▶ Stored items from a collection
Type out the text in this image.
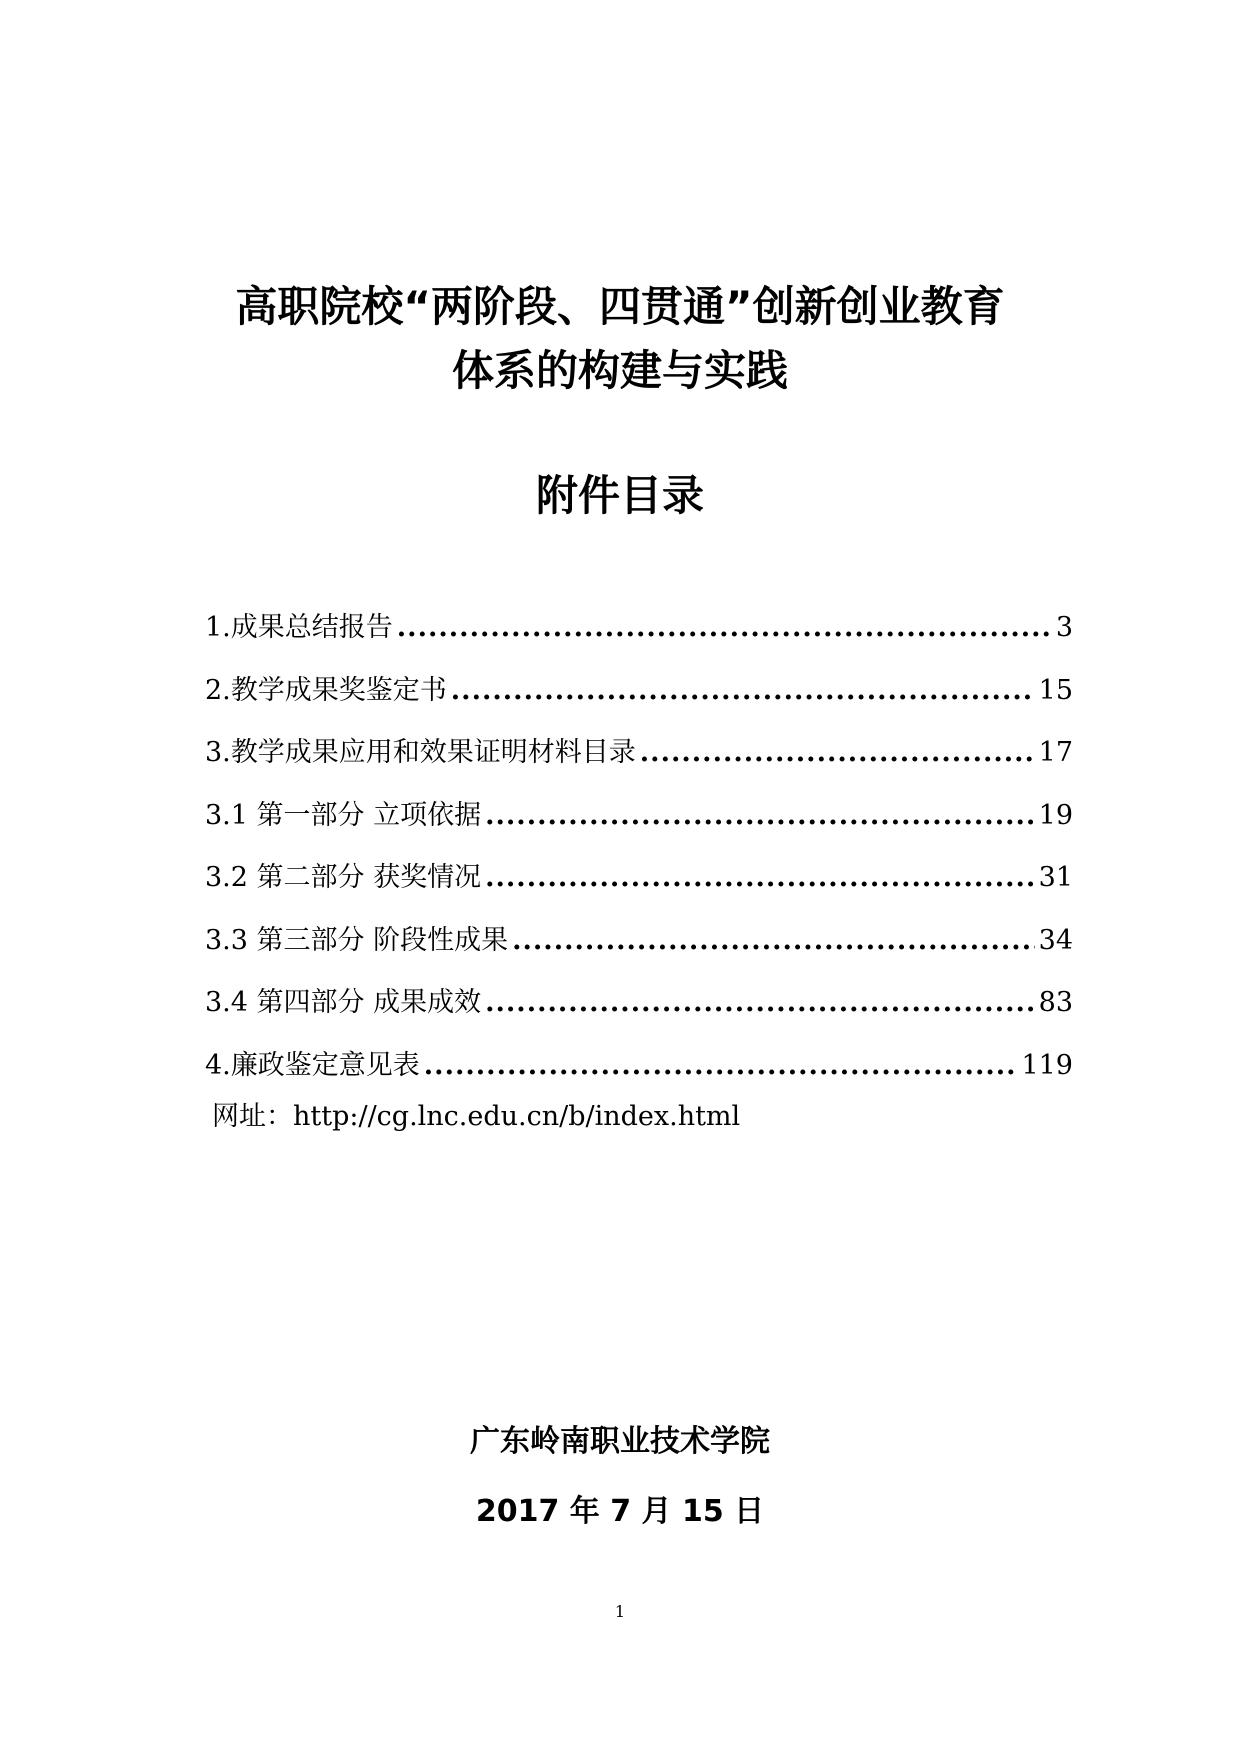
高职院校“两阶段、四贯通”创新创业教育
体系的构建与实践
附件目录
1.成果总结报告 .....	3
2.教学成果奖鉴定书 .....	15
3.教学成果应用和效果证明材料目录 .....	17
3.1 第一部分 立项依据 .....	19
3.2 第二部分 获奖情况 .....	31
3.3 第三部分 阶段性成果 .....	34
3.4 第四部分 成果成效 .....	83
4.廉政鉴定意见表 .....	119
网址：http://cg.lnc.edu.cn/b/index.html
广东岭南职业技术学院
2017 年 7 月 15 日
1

* * *

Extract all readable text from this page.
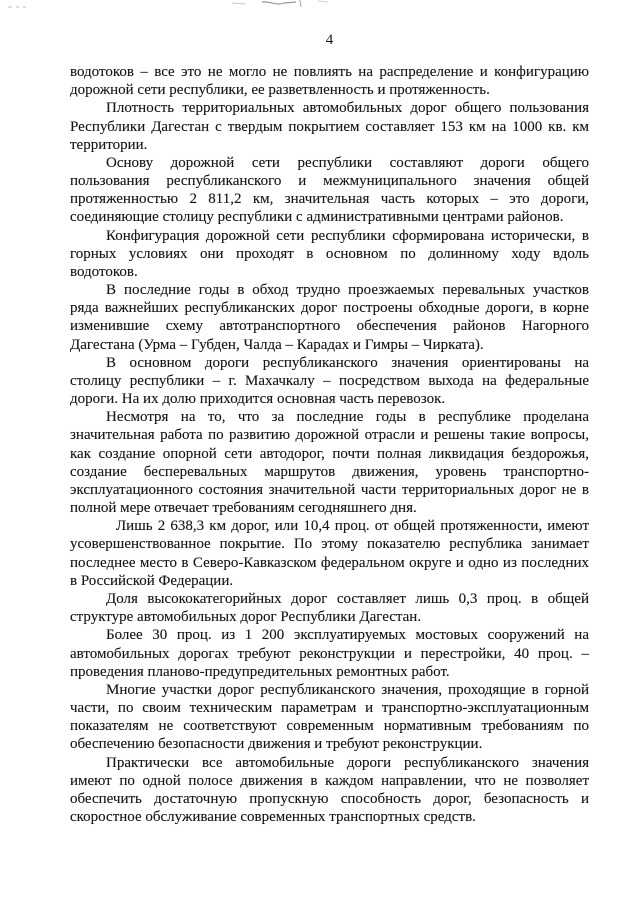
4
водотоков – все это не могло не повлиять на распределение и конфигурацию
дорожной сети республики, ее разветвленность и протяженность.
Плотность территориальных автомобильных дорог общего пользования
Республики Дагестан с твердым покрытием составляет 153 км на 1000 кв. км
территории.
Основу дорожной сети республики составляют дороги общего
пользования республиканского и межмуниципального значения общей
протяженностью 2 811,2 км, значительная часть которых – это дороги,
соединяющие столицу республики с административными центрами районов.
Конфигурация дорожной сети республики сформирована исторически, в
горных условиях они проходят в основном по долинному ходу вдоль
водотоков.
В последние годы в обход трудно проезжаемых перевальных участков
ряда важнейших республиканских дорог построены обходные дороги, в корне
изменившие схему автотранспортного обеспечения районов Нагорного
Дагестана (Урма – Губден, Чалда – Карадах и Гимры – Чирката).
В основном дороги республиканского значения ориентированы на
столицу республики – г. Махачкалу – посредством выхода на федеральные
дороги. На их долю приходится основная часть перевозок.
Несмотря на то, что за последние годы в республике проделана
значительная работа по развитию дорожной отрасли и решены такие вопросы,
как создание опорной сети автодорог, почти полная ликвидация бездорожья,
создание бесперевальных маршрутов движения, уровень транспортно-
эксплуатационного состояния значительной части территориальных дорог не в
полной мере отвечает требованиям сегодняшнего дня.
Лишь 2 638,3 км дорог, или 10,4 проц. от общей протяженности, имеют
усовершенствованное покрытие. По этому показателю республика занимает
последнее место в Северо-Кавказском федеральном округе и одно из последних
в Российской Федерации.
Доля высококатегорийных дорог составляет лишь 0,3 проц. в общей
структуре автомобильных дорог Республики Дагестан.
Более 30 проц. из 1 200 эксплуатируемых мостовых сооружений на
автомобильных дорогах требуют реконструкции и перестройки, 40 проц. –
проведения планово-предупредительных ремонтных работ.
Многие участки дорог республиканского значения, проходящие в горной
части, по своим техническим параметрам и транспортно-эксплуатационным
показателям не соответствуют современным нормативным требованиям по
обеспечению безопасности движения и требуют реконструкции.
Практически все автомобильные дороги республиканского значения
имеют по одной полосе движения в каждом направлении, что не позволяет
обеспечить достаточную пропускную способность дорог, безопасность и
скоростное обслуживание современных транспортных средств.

* * *

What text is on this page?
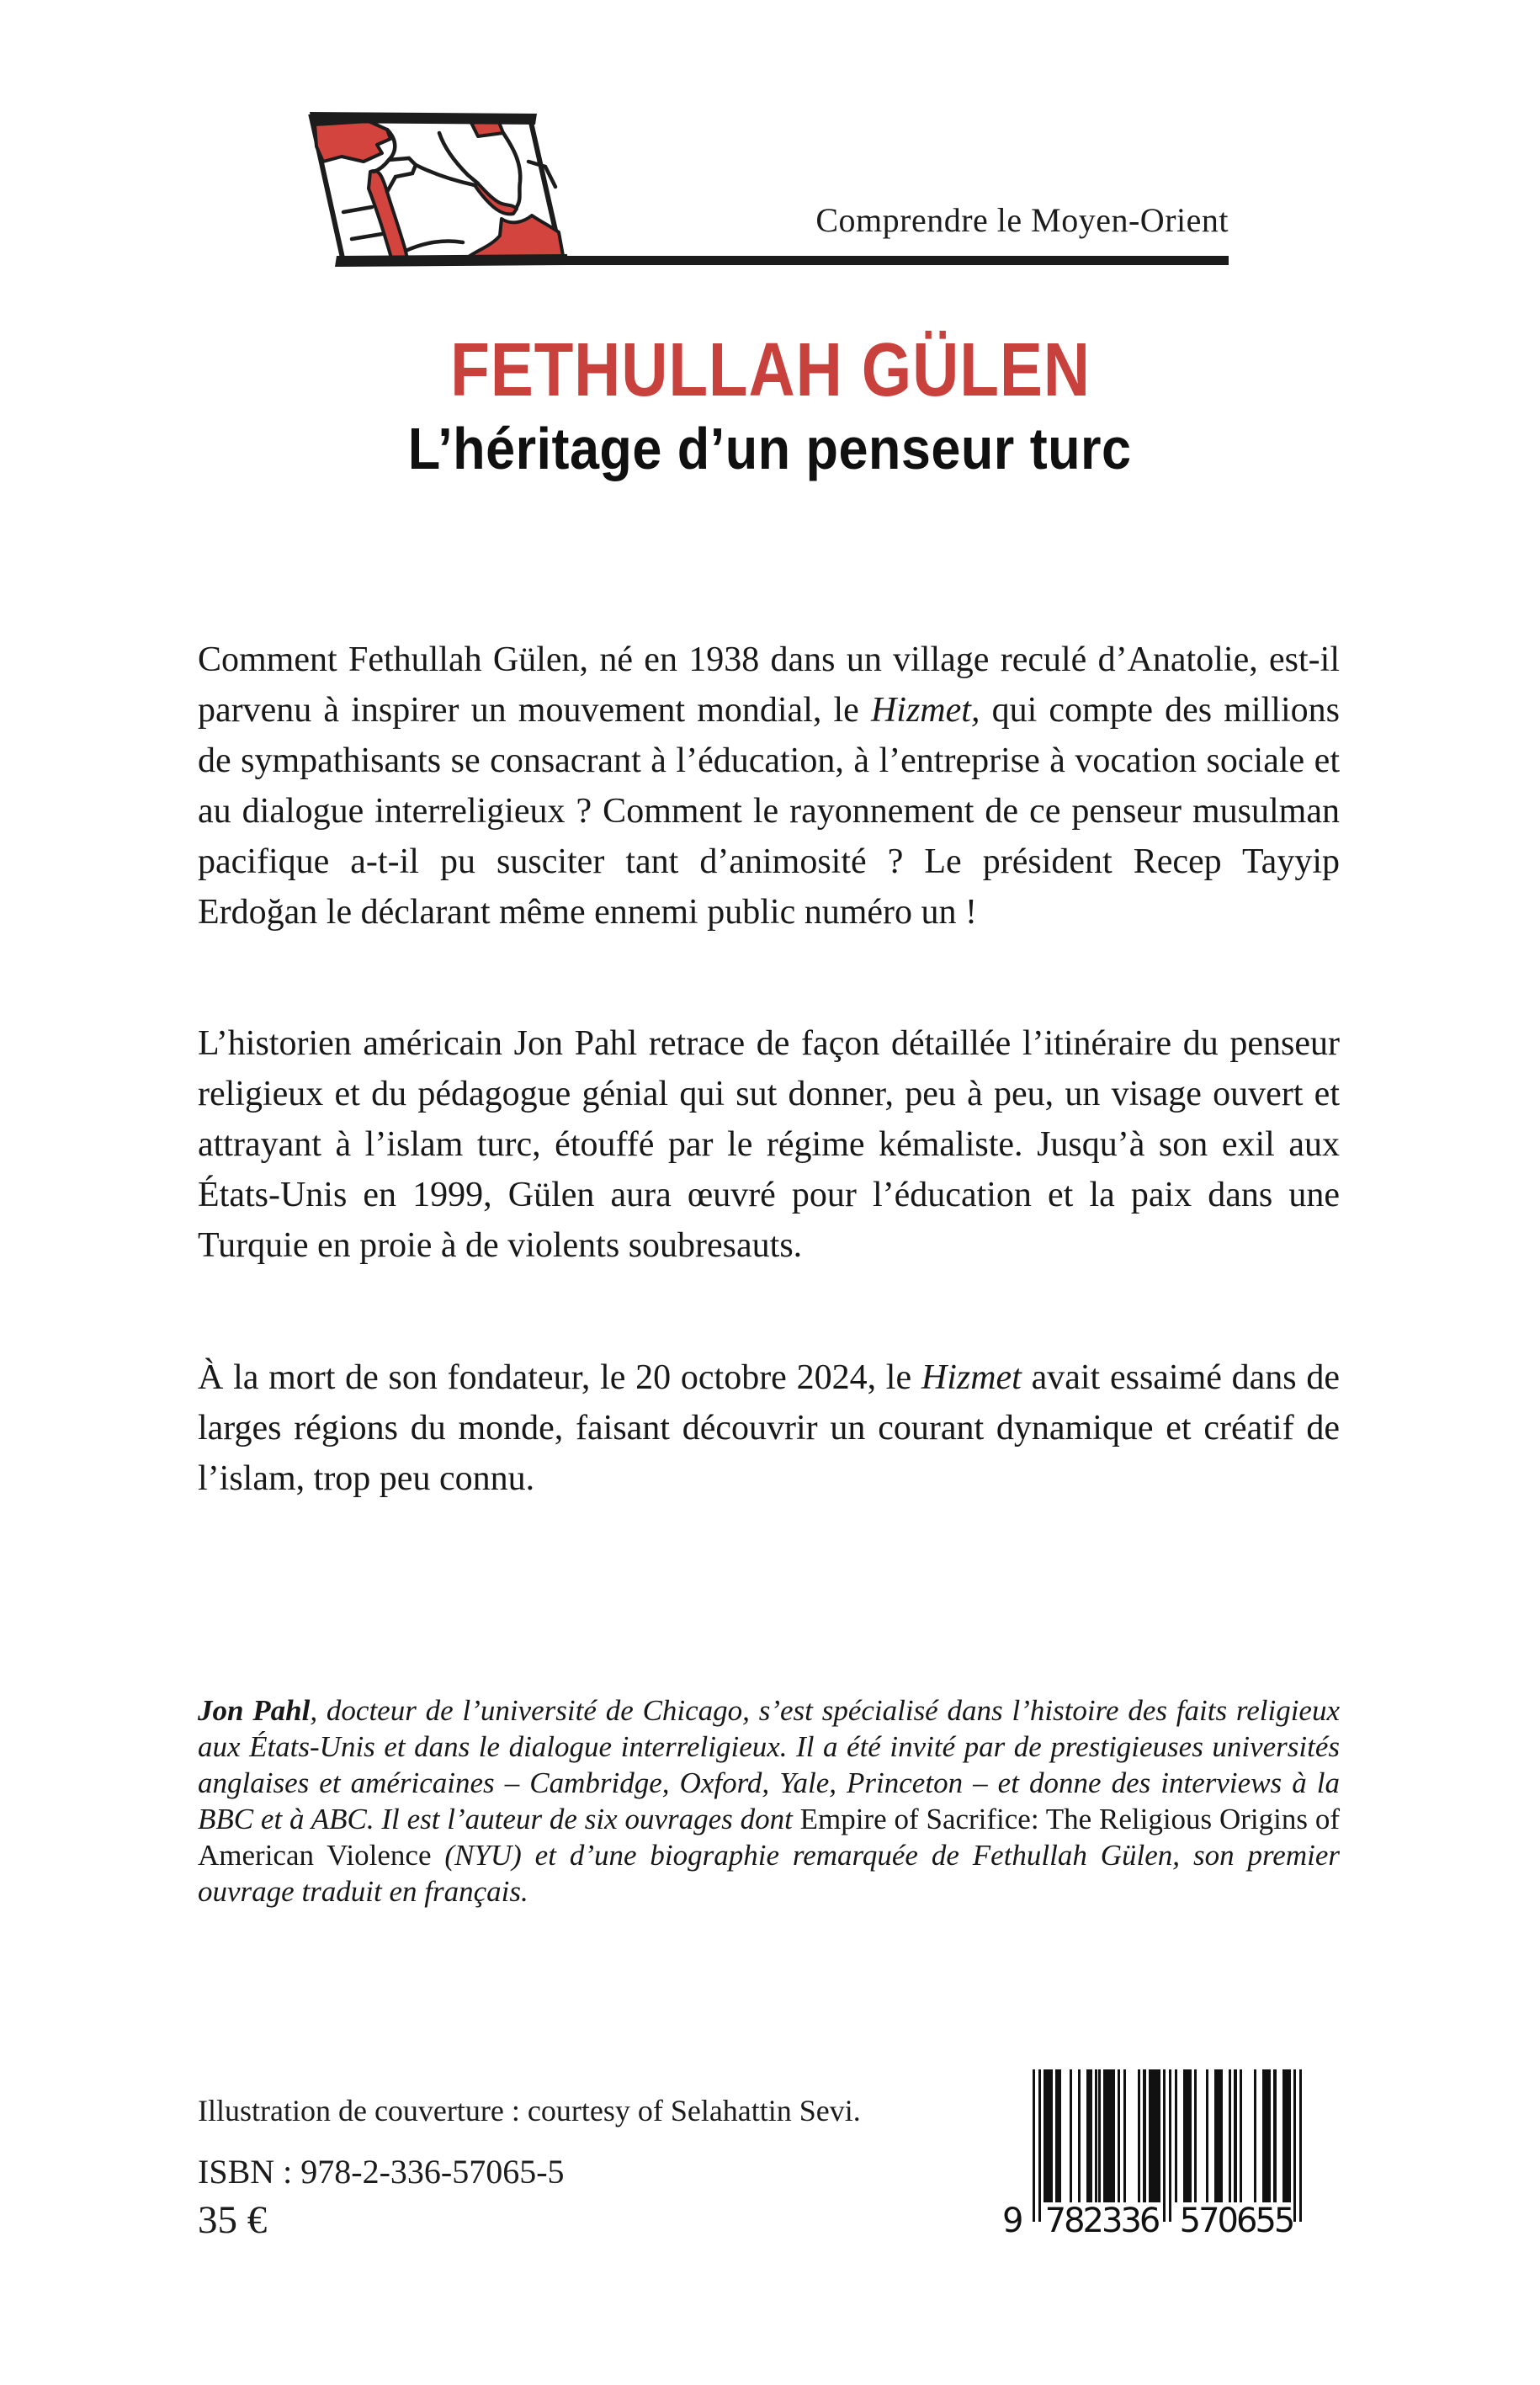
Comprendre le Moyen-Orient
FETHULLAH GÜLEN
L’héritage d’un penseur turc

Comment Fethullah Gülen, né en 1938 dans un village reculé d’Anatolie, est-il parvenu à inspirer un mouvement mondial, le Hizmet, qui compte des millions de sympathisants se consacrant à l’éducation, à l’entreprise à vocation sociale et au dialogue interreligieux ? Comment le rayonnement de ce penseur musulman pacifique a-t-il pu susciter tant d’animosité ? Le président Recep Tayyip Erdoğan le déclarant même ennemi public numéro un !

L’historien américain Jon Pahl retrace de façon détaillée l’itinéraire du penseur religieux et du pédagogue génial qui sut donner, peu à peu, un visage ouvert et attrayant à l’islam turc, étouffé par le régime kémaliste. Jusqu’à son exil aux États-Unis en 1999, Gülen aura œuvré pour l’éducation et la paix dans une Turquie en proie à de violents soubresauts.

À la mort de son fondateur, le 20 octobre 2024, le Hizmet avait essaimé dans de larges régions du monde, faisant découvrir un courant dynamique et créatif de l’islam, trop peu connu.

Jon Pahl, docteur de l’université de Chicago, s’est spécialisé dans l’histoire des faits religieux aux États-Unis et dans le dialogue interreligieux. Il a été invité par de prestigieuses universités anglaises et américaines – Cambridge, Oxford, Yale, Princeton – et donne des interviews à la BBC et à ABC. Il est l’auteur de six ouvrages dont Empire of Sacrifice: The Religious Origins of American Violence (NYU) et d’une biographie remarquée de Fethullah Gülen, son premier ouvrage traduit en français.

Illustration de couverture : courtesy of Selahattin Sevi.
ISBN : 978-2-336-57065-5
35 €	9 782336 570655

▶ EXERCISE PROMPT
Find the word "республиканского" in the entries, and copy every line it shows up in.

▶ SOLUTION
пользования республиканского и межмуниципального значения общей
В основном дороги республиканского значения ориентированы на
Многие участки дорог республиканского значения, проходящие в горной
Практически все автомобильные дороги республиканского значения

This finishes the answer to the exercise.